**Written instruction:** Check each line of the records below for the string "show", then state how many lines contain it, with no other output.

**Stored data entries:**
********
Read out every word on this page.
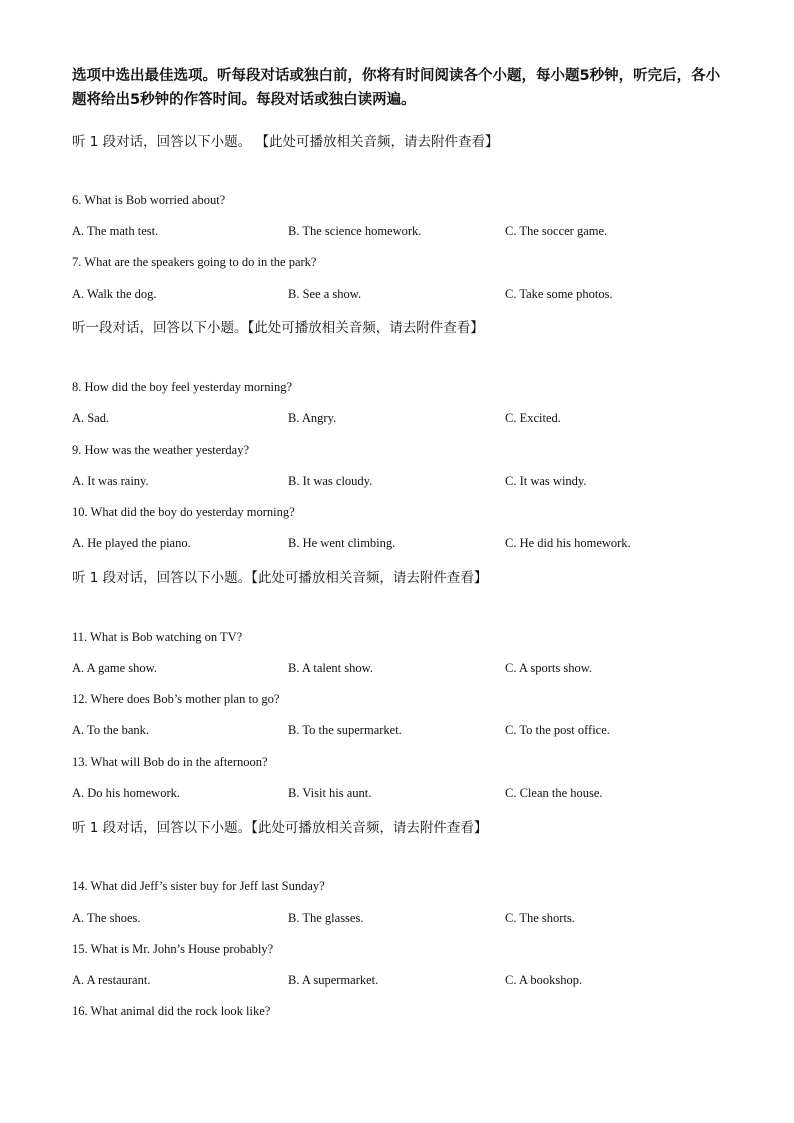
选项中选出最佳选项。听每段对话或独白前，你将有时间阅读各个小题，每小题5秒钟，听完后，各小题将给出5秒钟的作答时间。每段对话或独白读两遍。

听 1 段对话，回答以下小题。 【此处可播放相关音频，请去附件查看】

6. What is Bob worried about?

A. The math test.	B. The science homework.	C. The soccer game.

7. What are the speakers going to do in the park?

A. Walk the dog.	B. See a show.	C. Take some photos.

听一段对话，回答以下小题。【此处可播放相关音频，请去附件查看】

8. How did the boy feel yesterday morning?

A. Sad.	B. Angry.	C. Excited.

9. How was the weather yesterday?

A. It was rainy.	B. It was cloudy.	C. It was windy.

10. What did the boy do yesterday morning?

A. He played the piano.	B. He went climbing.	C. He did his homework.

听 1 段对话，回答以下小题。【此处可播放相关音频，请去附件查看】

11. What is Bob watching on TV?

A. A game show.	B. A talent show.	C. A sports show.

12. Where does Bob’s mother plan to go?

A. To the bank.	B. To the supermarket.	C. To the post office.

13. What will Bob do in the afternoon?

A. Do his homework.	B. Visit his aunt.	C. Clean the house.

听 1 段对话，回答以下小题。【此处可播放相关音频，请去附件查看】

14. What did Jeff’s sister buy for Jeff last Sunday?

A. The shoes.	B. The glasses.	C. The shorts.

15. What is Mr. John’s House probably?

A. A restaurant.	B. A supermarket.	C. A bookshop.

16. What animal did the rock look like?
********
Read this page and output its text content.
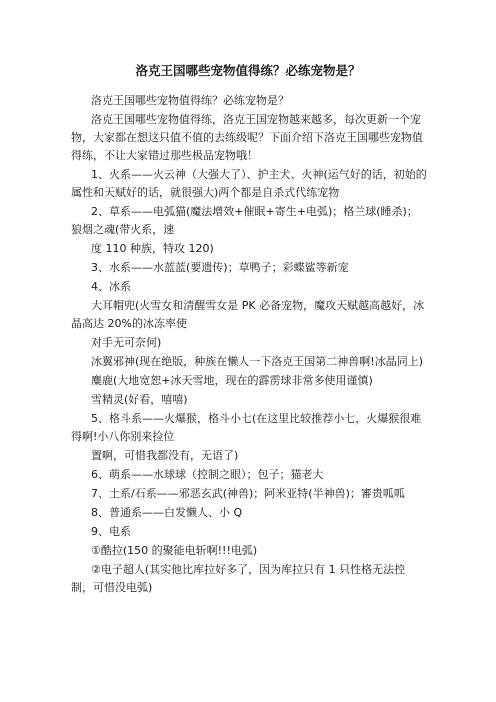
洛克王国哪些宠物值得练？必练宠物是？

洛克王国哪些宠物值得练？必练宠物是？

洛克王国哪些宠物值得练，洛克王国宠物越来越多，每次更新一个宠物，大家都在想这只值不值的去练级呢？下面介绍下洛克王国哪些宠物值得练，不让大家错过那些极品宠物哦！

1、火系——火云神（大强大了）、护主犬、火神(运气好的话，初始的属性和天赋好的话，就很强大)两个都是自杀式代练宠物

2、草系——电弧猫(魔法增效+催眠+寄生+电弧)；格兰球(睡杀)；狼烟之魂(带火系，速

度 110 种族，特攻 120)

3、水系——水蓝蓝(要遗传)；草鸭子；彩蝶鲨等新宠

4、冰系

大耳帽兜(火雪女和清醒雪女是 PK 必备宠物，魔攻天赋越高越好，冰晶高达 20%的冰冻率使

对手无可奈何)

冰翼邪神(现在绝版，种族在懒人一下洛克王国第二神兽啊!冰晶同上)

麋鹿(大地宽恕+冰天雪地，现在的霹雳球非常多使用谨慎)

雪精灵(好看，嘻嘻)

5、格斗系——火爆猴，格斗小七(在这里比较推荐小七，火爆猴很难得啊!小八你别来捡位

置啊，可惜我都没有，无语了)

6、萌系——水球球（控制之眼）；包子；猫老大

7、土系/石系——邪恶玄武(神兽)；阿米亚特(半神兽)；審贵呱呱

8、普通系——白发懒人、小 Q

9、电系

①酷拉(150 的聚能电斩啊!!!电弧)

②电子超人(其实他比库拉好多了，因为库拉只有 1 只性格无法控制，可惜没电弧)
********
**Written solution:** 2